Requirements ::
Identify the lines in the data below that contain "lieux" and give only how many there are.

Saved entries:
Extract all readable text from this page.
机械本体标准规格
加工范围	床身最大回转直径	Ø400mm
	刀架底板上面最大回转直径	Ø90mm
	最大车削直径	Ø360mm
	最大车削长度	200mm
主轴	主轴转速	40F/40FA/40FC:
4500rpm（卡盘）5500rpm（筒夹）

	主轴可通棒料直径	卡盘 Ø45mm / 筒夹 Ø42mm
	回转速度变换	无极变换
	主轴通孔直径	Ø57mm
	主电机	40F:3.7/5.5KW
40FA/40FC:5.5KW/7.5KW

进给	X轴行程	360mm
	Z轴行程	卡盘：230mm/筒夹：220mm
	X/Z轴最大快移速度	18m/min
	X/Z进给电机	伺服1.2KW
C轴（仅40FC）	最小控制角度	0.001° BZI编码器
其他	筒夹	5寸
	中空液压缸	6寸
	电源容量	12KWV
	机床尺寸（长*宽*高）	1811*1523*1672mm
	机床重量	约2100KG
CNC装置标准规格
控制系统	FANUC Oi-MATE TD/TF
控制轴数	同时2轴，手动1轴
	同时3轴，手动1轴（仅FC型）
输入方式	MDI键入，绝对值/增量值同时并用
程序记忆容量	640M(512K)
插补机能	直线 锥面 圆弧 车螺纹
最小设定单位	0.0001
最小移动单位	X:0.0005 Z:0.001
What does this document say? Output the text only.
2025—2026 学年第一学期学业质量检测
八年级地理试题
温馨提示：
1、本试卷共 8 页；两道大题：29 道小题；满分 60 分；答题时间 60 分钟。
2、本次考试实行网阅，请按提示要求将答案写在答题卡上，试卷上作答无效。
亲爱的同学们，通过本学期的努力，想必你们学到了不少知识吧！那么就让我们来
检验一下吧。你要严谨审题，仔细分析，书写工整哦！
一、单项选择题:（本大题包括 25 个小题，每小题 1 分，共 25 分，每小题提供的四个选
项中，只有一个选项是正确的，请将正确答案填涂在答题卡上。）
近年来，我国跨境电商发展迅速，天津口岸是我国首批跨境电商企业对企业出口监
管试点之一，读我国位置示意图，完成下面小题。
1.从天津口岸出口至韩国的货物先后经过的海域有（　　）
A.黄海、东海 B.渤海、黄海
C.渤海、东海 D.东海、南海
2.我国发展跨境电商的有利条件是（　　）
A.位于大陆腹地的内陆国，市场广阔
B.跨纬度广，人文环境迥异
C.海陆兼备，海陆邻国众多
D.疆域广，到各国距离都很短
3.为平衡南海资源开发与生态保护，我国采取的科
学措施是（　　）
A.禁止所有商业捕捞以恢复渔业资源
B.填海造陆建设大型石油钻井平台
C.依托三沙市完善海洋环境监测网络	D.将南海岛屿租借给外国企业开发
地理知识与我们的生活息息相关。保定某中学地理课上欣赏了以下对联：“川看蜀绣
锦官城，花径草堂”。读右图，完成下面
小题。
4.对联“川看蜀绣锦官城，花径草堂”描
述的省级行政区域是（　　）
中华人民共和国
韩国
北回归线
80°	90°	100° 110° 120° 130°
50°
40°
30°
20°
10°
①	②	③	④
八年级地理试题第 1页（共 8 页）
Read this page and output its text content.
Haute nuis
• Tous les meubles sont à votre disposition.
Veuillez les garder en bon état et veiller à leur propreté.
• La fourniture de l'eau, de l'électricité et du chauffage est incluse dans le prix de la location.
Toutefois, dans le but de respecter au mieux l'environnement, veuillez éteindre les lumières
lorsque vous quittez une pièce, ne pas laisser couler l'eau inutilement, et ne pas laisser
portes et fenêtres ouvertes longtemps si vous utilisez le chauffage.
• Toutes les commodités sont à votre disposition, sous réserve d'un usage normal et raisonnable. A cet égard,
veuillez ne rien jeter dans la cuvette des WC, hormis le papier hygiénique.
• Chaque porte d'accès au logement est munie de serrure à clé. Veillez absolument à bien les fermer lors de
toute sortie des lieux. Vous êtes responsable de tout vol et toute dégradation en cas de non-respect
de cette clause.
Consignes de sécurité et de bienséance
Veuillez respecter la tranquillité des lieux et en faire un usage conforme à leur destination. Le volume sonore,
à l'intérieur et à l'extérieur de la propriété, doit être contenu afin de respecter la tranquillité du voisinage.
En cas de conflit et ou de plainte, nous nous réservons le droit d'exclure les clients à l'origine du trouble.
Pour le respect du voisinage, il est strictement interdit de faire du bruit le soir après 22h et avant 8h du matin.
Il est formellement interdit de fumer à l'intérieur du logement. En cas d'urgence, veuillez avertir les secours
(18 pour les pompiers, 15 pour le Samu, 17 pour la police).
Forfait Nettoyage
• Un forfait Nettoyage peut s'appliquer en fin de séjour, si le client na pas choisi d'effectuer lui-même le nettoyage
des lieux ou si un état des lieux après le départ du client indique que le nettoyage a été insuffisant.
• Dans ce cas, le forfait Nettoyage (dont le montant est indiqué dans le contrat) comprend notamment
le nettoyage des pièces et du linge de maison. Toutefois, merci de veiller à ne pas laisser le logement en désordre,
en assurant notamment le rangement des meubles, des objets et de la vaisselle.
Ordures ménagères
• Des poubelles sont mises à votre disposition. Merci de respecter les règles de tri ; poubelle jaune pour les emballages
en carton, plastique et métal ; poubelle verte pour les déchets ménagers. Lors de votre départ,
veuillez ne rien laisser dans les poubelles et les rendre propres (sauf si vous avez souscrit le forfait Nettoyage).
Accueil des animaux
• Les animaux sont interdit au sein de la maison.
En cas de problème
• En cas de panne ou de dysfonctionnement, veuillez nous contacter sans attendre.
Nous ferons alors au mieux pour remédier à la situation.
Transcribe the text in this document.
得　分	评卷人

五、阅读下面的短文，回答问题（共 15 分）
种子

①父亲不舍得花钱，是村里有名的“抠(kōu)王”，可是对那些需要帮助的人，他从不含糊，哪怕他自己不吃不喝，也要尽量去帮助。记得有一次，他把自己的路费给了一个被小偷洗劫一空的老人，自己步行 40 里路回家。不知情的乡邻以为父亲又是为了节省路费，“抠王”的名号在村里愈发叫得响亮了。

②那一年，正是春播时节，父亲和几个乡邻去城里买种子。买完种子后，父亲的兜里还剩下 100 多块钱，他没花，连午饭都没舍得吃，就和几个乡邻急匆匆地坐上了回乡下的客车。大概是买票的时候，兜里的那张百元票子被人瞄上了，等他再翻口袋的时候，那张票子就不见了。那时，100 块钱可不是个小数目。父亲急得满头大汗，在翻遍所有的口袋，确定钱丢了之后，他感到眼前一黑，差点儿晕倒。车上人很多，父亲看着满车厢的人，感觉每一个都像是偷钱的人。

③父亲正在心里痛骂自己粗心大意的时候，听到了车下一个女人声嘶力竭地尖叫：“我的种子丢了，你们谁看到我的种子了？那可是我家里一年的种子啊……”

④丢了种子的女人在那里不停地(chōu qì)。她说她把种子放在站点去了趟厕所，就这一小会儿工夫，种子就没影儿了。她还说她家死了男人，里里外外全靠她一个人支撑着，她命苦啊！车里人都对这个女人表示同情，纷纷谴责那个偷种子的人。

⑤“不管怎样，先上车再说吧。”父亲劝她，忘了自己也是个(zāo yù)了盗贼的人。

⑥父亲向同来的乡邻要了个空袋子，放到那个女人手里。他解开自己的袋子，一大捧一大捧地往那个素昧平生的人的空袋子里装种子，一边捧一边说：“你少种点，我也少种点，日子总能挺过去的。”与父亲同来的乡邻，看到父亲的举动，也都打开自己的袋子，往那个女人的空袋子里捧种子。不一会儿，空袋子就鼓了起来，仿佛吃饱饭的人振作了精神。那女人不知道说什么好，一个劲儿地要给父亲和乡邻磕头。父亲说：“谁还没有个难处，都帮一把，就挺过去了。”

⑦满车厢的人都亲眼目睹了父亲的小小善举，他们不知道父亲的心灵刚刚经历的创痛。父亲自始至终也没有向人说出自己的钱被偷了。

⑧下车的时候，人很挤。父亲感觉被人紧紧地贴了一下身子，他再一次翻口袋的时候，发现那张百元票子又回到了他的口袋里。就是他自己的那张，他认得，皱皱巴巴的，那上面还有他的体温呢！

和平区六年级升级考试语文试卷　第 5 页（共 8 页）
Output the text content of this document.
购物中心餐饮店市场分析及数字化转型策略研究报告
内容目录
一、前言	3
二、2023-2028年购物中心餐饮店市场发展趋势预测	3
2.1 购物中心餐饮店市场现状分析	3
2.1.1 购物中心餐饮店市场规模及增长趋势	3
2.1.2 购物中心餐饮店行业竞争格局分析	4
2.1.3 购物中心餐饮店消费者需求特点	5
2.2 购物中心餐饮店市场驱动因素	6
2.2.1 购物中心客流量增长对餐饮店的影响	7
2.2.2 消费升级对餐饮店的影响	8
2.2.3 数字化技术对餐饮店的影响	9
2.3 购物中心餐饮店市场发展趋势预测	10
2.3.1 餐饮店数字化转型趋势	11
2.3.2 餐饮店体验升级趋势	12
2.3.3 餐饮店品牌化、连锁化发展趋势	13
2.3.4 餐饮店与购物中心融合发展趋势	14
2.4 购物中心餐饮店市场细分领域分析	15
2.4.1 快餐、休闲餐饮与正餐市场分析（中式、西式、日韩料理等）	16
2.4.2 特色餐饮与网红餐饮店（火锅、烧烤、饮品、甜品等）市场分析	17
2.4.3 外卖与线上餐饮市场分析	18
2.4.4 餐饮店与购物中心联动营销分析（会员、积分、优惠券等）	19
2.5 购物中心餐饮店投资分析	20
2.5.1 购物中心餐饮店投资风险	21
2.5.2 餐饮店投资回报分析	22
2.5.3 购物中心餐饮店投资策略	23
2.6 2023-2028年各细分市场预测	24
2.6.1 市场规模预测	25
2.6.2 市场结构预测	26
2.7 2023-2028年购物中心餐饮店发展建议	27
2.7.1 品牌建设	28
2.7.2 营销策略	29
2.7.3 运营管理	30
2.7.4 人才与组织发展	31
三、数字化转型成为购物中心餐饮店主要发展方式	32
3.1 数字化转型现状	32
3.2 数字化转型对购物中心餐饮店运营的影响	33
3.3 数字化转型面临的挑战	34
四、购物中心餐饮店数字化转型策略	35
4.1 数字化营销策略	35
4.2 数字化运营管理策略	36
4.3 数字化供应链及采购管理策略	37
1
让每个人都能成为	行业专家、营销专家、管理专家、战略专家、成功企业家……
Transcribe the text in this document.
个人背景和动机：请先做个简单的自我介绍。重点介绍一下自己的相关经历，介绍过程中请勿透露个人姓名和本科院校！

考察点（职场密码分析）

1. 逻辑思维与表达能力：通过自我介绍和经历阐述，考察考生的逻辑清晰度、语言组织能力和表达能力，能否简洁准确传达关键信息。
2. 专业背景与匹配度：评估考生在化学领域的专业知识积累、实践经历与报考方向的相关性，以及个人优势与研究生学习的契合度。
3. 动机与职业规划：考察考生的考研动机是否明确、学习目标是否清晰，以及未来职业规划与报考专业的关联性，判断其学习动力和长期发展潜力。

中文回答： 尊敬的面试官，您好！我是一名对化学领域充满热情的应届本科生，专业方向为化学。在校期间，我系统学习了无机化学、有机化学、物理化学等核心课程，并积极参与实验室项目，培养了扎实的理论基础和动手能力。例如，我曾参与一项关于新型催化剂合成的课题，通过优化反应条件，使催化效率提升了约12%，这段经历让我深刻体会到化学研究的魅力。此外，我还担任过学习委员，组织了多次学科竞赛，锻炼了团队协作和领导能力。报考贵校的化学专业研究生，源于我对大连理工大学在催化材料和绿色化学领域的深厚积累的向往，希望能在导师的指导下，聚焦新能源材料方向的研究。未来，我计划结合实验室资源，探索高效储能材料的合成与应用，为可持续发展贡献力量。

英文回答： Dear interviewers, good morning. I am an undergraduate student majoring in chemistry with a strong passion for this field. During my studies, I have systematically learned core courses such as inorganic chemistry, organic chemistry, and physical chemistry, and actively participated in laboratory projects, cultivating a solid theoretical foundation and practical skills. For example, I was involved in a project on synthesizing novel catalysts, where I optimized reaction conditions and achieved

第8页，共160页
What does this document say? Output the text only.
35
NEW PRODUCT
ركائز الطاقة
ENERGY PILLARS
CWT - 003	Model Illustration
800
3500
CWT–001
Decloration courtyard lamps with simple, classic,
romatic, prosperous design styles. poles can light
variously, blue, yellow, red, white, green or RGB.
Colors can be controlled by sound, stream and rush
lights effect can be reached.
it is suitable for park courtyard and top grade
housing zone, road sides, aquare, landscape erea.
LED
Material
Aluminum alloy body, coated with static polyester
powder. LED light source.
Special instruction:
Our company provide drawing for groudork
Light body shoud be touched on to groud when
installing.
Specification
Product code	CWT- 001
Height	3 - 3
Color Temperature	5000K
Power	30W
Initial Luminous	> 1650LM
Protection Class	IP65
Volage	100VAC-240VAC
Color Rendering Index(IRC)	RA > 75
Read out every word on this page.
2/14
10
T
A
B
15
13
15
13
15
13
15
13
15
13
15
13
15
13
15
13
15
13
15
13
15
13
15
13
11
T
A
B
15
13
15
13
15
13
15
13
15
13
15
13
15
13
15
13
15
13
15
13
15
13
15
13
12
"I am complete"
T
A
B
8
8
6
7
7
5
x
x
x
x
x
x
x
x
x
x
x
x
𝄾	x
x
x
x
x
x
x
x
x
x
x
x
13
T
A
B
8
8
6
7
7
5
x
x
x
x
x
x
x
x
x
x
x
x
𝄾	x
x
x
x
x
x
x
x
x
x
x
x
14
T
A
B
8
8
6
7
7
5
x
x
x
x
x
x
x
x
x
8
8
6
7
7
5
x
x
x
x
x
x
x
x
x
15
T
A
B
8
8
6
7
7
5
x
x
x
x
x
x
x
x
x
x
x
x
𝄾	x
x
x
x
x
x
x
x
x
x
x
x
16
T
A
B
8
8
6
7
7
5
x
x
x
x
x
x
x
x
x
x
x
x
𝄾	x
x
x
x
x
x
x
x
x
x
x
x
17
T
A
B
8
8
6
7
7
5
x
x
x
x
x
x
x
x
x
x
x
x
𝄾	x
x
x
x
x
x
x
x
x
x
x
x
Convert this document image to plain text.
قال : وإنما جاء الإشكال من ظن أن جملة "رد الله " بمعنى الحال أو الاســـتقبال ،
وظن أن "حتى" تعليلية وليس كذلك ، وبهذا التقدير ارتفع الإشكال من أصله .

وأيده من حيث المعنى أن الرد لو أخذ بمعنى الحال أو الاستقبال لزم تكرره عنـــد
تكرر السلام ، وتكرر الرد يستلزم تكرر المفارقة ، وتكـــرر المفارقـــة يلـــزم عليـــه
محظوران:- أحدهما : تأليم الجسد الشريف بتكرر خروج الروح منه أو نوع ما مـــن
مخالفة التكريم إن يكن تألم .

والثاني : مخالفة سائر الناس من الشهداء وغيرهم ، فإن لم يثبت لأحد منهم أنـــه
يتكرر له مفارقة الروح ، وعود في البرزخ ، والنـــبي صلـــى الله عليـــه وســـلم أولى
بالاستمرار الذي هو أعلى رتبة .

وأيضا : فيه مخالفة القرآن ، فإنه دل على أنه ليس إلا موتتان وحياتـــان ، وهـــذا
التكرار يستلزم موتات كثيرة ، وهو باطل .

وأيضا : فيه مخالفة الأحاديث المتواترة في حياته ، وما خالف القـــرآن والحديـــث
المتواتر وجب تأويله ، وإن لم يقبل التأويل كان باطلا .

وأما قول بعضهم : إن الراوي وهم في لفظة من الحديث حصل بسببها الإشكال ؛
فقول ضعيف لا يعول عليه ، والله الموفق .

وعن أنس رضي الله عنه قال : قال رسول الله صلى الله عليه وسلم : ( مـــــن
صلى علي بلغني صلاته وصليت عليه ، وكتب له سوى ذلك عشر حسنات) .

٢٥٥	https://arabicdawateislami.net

Solved problem ::
3